**Task goal**
Scan the material that follows. Copy every line containing the word "screenshot".
□ □ □ □ □ □ □
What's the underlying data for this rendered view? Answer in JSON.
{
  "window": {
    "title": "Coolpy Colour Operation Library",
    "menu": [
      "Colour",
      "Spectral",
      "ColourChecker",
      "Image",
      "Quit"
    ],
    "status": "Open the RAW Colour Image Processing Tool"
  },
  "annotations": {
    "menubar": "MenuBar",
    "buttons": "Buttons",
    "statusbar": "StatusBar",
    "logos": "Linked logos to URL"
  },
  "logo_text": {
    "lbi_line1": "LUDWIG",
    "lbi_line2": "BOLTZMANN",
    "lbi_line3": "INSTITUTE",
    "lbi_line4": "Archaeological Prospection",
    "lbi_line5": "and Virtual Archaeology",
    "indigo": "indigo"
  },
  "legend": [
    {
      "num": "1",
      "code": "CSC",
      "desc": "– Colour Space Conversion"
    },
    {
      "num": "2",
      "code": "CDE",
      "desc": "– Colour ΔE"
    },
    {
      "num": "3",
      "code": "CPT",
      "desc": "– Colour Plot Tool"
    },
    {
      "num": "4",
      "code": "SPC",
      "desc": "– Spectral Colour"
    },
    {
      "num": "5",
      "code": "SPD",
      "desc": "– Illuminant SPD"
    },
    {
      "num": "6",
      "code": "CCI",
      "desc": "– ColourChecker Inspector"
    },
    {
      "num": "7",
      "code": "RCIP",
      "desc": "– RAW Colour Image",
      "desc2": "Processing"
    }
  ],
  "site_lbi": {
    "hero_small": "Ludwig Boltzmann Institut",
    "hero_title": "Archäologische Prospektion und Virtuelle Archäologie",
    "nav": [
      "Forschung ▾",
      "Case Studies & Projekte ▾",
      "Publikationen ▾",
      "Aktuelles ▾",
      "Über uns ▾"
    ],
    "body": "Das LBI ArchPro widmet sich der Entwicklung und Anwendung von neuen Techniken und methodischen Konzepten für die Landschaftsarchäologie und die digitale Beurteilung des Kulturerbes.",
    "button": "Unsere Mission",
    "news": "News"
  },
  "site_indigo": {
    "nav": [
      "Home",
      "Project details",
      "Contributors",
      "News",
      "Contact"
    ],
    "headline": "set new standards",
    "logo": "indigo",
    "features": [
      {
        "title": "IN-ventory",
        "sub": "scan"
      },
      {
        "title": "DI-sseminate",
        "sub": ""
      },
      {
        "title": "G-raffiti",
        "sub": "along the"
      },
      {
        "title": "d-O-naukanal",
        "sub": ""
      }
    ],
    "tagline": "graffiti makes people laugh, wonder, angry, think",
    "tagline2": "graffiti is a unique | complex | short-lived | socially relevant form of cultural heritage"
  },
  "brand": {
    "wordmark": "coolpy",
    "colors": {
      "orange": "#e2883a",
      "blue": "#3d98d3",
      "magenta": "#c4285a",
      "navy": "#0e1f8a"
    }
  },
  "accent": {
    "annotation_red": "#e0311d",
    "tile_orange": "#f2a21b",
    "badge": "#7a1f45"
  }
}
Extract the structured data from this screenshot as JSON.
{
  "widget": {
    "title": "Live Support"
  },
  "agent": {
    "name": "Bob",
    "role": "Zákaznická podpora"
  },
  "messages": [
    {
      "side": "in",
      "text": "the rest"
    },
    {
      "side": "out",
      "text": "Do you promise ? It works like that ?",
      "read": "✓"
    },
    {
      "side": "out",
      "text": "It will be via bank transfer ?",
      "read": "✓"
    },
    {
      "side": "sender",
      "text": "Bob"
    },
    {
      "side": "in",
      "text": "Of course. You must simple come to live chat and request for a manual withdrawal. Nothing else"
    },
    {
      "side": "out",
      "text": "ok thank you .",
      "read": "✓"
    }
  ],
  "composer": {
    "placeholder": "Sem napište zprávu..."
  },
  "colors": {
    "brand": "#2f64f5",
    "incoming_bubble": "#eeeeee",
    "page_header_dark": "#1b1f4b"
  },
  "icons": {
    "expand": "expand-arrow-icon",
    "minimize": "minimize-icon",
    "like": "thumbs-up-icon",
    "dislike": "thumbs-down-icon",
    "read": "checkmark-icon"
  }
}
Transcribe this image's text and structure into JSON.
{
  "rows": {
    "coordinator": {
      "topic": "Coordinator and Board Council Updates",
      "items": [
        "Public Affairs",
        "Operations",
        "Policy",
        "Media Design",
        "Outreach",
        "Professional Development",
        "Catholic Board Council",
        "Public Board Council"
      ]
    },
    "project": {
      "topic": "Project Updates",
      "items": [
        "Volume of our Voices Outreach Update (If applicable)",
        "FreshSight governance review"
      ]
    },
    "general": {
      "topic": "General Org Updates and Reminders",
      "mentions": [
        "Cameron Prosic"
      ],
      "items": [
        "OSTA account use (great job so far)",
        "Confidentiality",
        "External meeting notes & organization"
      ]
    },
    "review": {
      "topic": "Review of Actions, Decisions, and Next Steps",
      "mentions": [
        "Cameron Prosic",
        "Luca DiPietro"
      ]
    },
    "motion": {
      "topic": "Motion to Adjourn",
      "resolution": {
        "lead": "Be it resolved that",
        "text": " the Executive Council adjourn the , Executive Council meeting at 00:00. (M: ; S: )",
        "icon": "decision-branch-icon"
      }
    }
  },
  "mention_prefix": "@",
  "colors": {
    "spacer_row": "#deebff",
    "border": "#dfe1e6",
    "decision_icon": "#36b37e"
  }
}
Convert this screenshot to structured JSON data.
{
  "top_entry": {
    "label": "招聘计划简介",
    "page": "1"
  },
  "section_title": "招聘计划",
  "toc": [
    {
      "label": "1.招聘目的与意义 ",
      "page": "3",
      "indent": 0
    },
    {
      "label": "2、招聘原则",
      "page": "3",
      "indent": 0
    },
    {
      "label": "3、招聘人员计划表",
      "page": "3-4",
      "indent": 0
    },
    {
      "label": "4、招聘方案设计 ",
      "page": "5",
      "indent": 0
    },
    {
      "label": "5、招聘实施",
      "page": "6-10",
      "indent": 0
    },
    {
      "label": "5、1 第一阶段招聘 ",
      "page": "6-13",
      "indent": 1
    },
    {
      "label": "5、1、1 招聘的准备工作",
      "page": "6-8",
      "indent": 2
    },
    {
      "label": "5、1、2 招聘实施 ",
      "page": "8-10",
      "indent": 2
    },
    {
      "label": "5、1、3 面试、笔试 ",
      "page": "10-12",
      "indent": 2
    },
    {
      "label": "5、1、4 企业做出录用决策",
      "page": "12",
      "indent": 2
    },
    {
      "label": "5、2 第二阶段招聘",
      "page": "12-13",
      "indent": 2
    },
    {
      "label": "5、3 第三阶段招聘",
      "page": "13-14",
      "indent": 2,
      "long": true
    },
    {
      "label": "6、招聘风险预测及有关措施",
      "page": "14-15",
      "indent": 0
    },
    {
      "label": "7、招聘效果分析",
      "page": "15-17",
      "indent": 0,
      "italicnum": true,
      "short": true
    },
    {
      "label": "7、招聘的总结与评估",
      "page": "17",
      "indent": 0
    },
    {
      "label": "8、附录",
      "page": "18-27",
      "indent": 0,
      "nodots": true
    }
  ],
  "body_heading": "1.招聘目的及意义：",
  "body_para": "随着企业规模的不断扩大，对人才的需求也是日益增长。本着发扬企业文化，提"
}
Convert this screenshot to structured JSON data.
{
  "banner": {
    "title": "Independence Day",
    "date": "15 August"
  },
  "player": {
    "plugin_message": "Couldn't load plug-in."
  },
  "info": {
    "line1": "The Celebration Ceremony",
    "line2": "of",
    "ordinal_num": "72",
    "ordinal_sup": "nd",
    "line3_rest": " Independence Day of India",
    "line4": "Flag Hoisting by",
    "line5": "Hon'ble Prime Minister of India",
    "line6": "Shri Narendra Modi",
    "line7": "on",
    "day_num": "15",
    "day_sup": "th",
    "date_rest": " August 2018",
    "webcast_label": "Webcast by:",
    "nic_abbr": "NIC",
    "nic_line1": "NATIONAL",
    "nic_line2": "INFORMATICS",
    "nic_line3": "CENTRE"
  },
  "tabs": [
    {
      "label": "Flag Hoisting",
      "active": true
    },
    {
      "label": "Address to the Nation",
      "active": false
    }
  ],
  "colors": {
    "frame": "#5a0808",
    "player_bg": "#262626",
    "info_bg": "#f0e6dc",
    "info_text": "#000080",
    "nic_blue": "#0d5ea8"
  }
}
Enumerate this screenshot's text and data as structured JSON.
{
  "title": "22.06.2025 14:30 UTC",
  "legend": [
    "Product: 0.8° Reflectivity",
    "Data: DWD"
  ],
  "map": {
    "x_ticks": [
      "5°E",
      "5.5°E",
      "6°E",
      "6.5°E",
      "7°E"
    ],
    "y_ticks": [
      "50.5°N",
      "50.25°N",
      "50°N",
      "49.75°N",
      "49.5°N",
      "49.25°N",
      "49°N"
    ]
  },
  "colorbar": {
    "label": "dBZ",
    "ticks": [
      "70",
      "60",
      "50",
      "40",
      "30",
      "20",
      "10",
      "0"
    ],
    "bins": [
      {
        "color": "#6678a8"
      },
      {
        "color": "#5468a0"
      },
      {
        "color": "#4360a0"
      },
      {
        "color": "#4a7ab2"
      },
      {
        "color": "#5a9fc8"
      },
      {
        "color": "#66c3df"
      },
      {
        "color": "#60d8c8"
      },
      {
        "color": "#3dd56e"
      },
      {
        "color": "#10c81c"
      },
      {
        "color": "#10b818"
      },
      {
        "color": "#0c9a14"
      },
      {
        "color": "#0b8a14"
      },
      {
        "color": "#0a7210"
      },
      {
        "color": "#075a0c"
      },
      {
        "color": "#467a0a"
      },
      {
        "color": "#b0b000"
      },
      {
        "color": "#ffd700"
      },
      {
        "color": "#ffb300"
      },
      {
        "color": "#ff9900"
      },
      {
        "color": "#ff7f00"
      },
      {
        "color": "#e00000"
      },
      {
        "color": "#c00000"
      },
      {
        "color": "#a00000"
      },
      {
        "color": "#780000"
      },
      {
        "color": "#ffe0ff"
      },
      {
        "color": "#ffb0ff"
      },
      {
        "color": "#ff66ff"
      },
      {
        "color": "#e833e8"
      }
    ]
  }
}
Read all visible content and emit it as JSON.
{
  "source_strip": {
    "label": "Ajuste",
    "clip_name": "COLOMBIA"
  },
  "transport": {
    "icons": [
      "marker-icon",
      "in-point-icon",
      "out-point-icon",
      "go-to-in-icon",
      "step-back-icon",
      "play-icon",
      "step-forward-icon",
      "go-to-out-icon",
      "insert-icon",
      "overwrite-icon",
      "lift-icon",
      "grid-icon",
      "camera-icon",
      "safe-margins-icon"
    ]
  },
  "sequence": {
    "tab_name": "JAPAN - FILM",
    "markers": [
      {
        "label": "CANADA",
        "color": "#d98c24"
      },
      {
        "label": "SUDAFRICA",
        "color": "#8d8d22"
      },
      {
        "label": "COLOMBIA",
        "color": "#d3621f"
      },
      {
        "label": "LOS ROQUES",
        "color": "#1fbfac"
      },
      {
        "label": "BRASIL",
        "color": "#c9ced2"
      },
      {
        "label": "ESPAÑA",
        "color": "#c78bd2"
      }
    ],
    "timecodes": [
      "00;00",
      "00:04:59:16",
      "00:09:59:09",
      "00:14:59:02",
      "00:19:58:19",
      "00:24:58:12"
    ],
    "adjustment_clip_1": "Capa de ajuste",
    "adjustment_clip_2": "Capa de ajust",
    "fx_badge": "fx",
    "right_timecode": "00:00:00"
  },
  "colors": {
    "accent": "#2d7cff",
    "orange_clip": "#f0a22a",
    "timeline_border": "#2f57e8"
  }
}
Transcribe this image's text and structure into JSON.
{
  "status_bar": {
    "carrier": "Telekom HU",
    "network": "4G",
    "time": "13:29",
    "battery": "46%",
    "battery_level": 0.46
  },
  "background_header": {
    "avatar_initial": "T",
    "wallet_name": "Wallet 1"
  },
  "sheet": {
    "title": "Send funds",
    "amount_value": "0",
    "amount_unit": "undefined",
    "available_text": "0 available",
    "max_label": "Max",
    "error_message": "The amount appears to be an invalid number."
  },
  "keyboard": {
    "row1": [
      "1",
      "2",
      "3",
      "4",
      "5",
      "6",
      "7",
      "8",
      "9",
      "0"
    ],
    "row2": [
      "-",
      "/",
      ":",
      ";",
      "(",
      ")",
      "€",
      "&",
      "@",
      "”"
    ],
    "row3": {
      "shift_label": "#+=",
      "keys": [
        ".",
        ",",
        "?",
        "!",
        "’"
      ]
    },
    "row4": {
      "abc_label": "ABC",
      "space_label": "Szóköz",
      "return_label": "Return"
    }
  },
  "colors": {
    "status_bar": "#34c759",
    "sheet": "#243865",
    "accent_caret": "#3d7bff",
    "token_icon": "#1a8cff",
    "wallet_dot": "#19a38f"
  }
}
□ □ □ □ □ □ □
**Finished answer**
Extract the structured data from this screenshot as JSON.
Convert this screenshot to structured JSON data.
Convert this screenshot to structured JSON data.
Enumerate this screenshot's text and data as structured JSON.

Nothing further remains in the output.